Direction
From the entries that follow, list every line in which the string "Linkshin" appears.

##########

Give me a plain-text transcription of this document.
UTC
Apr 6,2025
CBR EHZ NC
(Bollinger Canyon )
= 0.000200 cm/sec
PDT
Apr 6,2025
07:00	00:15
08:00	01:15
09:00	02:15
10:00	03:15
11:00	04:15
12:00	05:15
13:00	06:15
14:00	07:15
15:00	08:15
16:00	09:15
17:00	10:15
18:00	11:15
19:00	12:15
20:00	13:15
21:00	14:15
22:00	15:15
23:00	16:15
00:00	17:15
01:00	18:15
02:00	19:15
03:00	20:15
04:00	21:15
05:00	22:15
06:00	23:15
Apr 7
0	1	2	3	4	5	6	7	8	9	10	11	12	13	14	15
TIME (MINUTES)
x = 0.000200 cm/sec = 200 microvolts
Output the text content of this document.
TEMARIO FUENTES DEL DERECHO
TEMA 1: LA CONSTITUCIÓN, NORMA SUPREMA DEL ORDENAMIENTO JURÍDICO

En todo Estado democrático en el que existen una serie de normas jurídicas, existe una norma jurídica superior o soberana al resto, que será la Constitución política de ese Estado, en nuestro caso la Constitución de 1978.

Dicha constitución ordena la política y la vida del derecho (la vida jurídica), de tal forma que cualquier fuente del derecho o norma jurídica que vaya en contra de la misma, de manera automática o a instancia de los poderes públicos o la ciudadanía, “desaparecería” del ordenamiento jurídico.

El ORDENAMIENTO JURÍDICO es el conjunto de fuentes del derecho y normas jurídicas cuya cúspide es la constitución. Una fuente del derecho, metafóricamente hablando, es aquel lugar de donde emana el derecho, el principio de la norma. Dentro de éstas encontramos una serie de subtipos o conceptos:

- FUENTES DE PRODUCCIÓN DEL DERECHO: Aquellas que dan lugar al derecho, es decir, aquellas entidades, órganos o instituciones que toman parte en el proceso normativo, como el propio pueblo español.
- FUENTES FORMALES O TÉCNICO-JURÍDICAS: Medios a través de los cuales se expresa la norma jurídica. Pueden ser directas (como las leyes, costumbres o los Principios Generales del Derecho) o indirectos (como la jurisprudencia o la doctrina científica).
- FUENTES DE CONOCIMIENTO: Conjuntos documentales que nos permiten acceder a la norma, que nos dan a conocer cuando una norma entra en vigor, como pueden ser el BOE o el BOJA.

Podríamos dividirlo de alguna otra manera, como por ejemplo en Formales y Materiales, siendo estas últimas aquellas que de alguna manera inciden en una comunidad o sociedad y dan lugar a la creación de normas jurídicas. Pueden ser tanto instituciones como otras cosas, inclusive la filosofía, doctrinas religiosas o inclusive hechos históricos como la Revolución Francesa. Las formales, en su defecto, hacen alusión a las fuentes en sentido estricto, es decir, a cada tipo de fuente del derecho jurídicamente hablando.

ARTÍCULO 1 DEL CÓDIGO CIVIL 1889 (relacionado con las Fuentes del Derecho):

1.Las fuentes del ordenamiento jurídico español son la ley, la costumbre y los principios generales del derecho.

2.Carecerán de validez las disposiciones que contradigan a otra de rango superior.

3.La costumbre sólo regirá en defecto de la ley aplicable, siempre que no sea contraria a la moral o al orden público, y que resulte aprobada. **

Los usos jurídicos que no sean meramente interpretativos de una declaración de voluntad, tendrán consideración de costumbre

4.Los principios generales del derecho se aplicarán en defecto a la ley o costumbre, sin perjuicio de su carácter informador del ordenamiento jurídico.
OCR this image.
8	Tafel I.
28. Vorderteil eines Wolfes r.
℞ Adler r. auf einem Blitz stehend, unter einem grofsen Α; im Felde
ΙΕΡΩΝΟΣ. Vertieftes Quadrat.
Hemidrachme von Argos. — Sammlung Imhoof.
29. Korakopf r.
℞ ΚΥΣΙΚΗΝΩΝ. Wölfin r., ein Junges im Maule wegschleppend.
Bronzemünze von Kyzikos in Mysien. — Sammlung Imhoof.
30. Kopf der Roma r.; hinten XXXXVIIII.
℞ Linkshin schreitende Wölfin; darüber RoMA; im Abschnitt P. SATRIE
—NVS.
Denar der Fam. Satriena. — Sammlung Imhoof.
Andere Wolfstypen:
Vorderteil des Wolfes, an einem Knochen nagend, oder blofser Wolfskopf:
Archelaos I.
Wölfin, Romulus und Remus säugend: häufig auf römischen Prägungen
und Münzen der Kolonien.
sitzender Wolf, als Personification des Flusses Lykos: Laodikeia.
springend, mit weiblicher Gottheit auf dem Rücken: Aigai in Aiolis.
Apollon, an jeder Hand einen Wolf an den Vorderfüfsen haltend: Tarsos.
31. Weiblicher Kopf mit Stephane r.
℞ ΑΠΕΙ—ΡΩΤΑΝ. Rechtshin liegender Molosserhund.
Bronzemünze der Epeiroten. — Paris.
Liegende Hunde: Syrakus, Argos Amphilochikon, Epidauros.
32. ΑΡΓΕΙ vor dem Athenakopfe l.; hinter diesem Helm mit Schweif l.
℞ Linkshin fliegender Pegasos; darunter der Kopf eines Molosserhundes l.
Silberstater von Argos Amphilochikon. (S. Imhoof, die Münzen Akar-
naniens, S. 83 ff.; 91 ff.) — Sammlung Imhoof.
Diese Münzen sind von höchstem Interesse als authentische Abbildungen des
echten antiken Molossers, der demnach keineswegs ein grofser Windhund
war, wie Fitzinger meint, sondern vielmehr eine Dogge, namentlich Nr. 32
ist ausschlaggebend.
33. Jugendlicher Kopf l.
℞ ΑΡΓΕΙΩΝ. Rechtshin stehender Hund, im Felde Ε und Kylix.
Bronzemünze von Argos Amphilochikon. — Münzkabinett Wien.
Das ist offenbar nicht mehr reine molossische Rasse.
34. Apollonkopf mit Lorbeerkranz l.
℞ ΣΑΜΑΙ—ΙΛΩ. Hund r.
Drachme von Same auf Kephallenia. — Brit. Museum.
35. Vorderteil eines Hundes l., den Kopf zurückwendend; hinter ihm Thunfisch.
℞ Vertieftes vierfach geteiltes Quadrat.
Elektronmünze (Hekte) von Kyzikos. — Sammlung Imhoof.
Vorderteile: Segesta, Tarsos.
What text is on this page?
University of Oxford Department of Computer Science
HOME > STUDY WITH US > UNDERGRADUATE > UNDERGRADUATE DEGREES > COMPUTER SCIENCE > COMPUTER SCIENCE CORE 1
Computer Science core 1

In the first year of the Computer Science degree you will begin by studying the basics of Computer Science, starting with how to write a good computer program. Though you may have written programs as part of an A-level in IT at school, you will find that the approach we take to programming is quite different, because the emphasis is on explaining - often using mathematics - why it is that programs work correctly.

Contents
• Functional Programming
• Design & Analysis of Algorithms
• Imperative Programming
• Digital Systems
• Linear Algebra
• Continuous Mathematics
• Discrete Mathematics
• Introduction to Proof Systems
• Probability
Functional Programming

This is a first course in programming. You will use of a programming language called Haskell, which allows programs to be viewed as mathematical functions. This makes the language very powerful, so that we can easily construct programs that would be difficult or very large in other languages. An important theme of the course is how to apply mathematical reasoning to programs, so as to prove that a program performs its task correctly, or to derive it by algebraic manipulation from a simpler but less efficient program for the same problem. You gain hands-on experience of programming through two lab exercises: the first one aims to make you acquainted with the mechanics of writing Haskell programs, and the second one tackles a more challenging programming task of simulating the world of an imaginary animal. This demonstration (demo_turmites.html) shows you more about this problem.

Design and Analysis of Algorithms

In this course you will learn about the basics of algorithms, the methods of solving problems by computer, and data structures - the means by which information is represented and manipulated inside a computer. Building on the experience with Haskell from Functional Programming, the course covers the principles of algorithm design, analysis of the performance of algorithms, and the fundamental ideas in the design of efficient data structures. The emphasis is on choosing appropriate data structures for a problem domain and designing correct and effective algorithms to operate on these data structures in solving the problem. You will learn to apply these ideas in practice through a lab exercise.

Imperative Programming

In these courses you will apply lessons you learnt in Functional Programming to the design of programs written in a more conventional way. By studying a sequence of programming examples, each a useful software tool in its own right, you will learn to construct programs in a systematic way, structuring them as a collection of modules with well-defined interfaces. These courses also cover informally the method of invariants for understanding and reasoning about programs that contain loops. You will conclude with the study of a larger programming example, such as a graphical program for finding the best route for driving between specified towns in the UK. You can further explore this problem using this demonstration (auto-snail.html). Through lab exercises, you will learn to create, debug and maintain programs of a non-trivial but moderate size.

##########

Result of this exercise
℞ Linkshin schreitende Wölfin; darüber RoMA; im Abschnitt P. SATRIE
℞ Linkshin fliegender Pegasos; darunter der Kopf eines Molosserhundes l.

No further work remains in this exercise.